* [Dataset extract]:
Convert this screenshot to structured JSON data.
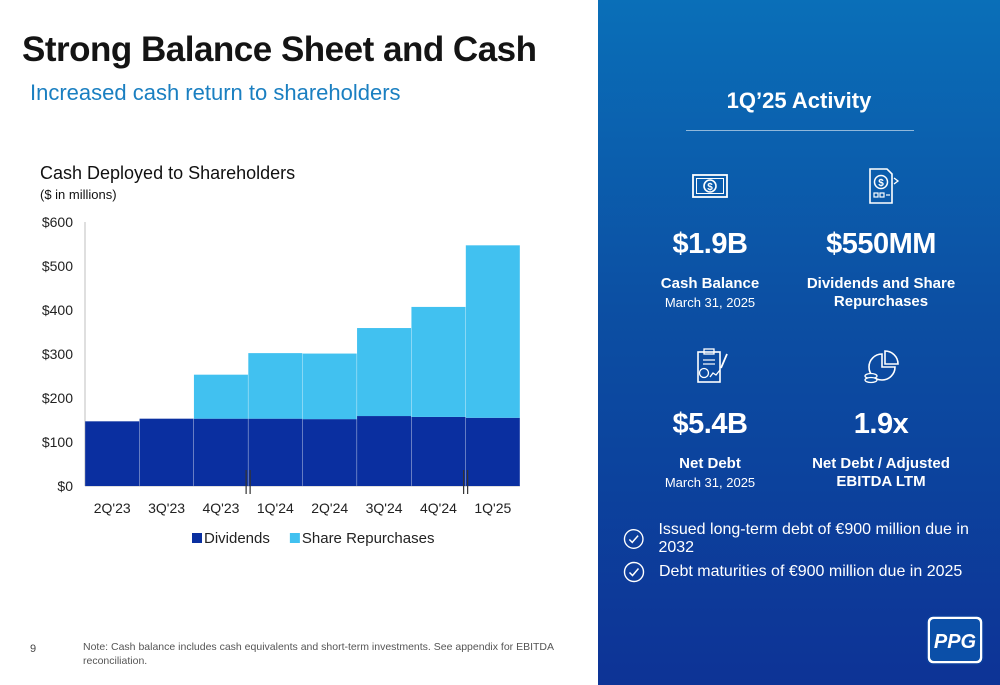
{
  "header": {
    "title": "Strong Balance Sheet and Cash",
    "subtitle": "Increased cash return to shareholders"
  },
  "chart_data": {
    "type": "bar",
    "stacked": true,
    "title": "Cash Deployed to Shareholders",
    "subtitle": "($ in millions)",
    "categories": [
      "2Q'23",
      "3Q'23",
      "4Q'23",
      "1Q'24",
      "2Q'24",
      "3Q'24",
      "4Q'24",
      "1Q'25"
    ],
    "series": [
      {
        "name": "Dividends",
        "color": "#0a2fa0",
        "values": [
          147,
          153,
          153,
          153,
          152,
          159,
          157,
          155
        ]
      },
      {
        "name": "Share Repurchases",
        "color": "#41c1f0",
        "values": [
          0,
          0,
          100,
          149,
          149,
          200,
          250,
          392
        ]
      }
    ],
    "ylim": [
      0,
      600
    ],
    "yticks": [
      "$0",
      "$100",
      "$200",
      "$300",
      "$400",
      "$500",
      "$600"
    ],
    "ytick_values": [
      0,
      100,
      200,
      300,
      400,
      500,
      600
    ],
    "grid": false,
    "legend": "bottom",
    "year_breaks_after": [
      "4Q'23",
      "4Q'24"
    ]
  },
  "panel": {
    "title": "1Q’25 Activity",
    "stats": [
      {
        "icon": "cash-icon",
        "value": "$1.9B",
        "label": "Cash Balance",
        "sub": "March 31, 2025"
      },
      {
        "icon": "dividend-document-icon",
        "value": "$550MM",
        "label": "Dividends and Share Repurchases",
        "sub": ""
      },
      {
        "icon": "debt-report-icon",
        "value": "$5.4B",
        "label": "Net Debt",
        "sub": "March 31, 2025"
      },
      {
        "icon": "ratio-chart-icon",
        "value": "1.9x",
        "label": "Net Debt / Adjusted EBITDA LTM",
        "sub": ""
      }
    ],
    "bullets": [
      "Issued long-term debt of €900 million due in 2032",
      "Debt maturities of €900 million due in 2025"
    ]
  },
  "footer": {
    "page_number": "9",
    "note": "Note: Cash balance includes cash equivalents and short-term investments. See appendix for EBITDA reconciliation."
  },
  "logo": {
    "text": "PPG",
    "icon": "ppg-logo-icon"
  }
}
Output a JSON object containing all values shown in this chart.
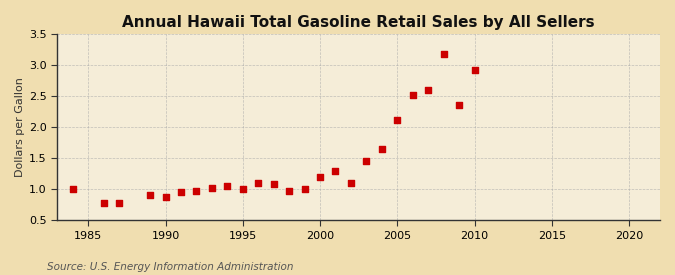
{
  "title": "Annual Hawaii Total Gasoline Retail Sales by All Sellers",
  "ylabel": "Dollars per Gallon",
  "source": "Source: U.S. Energy Information Administration",
  "fig_background_color": "#f0deb0",
  "plot_background_color": "#f5edd8",
  "marker_color": "#cc0000",
  "xlim": [
    1983,
    2022
  ],
  "ylim": [
    0.5,
    3.5
  ],
  "xticks": [
    1985,
    1990,
    1995,
    2000,
    2005,
    2010,
    2015,
    2020
  ],
  "yticks": [
    0.5,
    1.0,
    1.5,
    2.0,
    2.5,
    3.0,
    3.5
  ],
  "years": [
    1984,
    1986,
    1987,
    1989,
    1990,
    1991,
    1992,
    1993,
    1994,
    1995,
    1996,
    1997,
    1998,
    1999,
    2000,
    2001,
    2002,
    2003,
    2004,
    2005,
    2006,
    2007,
    2008,
    2009,
    2010
  ],
  "values": [
    1.0,
    0.78,
    0.78,
    0.9,
    0.88,
    0.95,
    0.97,
    1.02,
    1.05,
    1.0,
    1.1,
    1.08,
    0.97,
    1.0,
    1.2,
    1.3,
    1.1,
    1.45,
    1.65,
    2.12,
    2.52,
    2.6,
    3.18,
    2.35,
    2.92
  ],
  "title_fontsize": 11,
  "axis_label_fontsize": 8,
  "tick_fontsize": 8,
  "source_fontsize": 7.5,
  "grid_color": "#aaaaaa",
  "spine_color": "#333333",
  "marker_size": 14
}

* [Stated task]:
Filter the records for lines holding the string "JSON". Copy each one.

* [Written answer]:
Convert this screenshot to structured JSON data.
Output a JSON object containing all values shown in this chart.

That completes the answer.